Data excerpts
_____

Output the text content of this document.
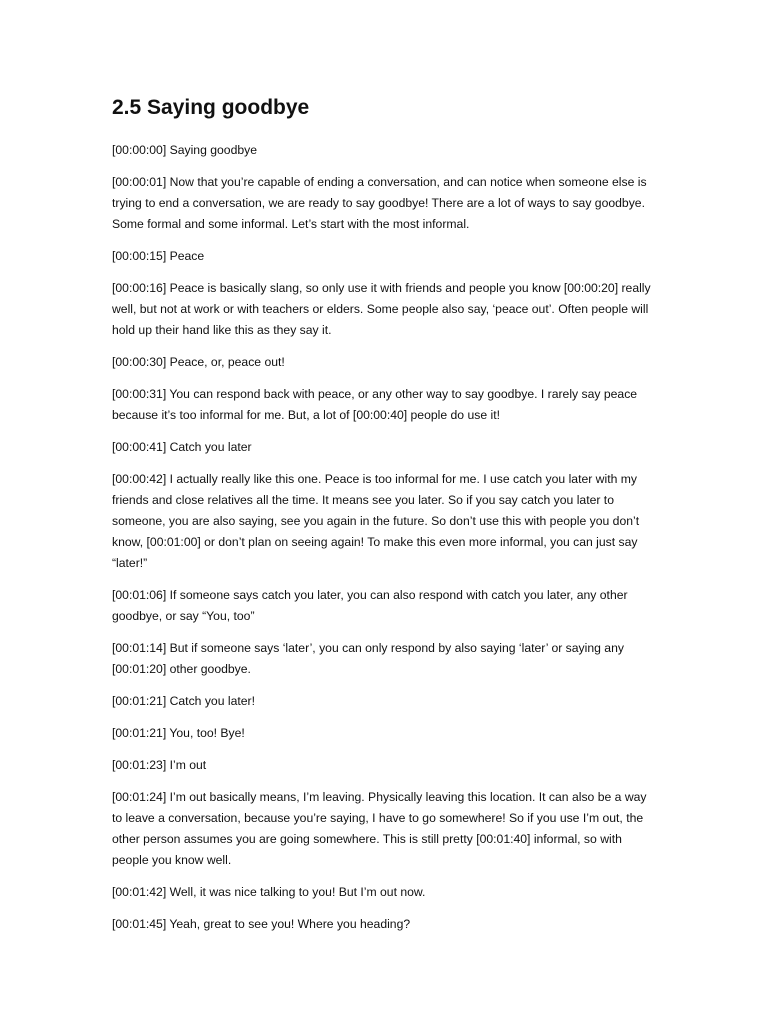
2.5 Saying goodbye

[00:00:00] Saying goodbye

[00:00:01] Now that you’re capable of ending a conversation, and can notice when someone else is trying to end a conversation, we are ready to say goodbye! There are a lot of ways to say goodbye. Some formal and some informal. Let’s start with the most informal.

[00:00:15] Peace

[00:00:16] Peace is basically slang, so only use it with friends and people you know [00:00:20] really well, but not at work or with teachers or elders. Some people also say, ‘peace out’. Often people will hold up their hand like this as they say it.

[00:00:30] Peace, or, peace out!

[00:00:31] You can respond back with peace, or any other way to say goodbye. I rarely say peace because it’s too informal for me. But, a lot of [00:00:40] people do use it!

[00:00:41] Catch you later

[00:00:42] I actually really like this one. Peace is too informal for me. I use catch you later with my friends and close relatives all the time. It means see you later. So if you say catch you later to someone, you are also saying, see you again in the future. So don’t use this with people you don’t know, [00:01:00] or don’t plan on seeing again! To make this even more informal, you can just say “later!”

[00:01:06] If someone says catch you later, you can also respond with catch you later, any other goodbye, or say “You, too”

[00:01:14] But if someone says ‘later’, you can only respond by also saying ‘later’ or saying any [00:01:20] other goodbye.

[00:01:21] Catch you later!

[00:01:21] You, too! Bye!

[00:01:23] I’m out

[00:01:24] I’m out basically means, I’m leaving. Physically leaving this location. It can also be a way to leave a conversation, because you’re saying, I have to go somewhere! So if you use I’m out, the other person assumes you are going somewhere. This is still pretty [00:01:40] informal, so with people you know well.

[00:01:42] Well, it was nice talking to you! But I’m out now.

[00:01:45] Yeah, great to see you! Where you heading?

_____

• _Given exercise_
A faithful copy of the records above is needed, with the pictures left out.

• _Task response_
Output the text content of this document.
2.5 Saying goodbye

[00:00:00] Saying goodbye

[00:00:01] Now that you’re capable of ending a conversation, and can notice when someone else is trying to end a conversation, we are ready to say goodbye! There are a lot of ways to say goodbye. Some formal and some informal. Let’s start with the most informal.

[00:00:15] Peace

[00:00:16] Peace is basically slang, so only use it with friends and people you know [00:00:20] really well, but not at work or with teachers or elders. Some people also say, ‘peace out’. Often people will hold up their hand like this as they say it.

[00:00:30] Peace, or, peace out!

[00:00:31] You can respond back with peace, or any other way to say goodbye. I rarely say peace because it’s too informal for me. But, a lot of [00:00:40] people do use it!

[00:00:41] Catch you later

[00:00:42] I actually really like this one. Peace is too informal for me. I use catch you later with my friends and close relatives all the time. It means see you later. So if you say catch you later to someone, you are also saying, see you again in the future. So don’t use this with people you don’t know, [00:01:00] or don’t plan on seeing again! To make this even more informal, you can just say “later!”

[00:01:06] If someone says catch you later, you can also respond with catch you later, any other goodbye, or say “You, too”

[00:01:14] But if someone says ‘later’, you can only respond by also saying ‘later’ or saying any [00:01:20] other goodbye.

[00:01:21] Catch you later!

[00:01:21] You, too! Bye!

[00:01:23] I’m out

[00:01:24] I’m out basically means, I’m leaving. Physically leaving this location. It can also be a way to leave a conversation, because you’re saying, I have to go somewhere! So if you use I’m out, the other person assumes you are going somewhere. This is still pretty [00:01:40] informal, so with people you know well.

[00:01:42] Well, it was nice talking to you! But I’m out now.

[00:01:45] Yeah, great to see you! Where you heading?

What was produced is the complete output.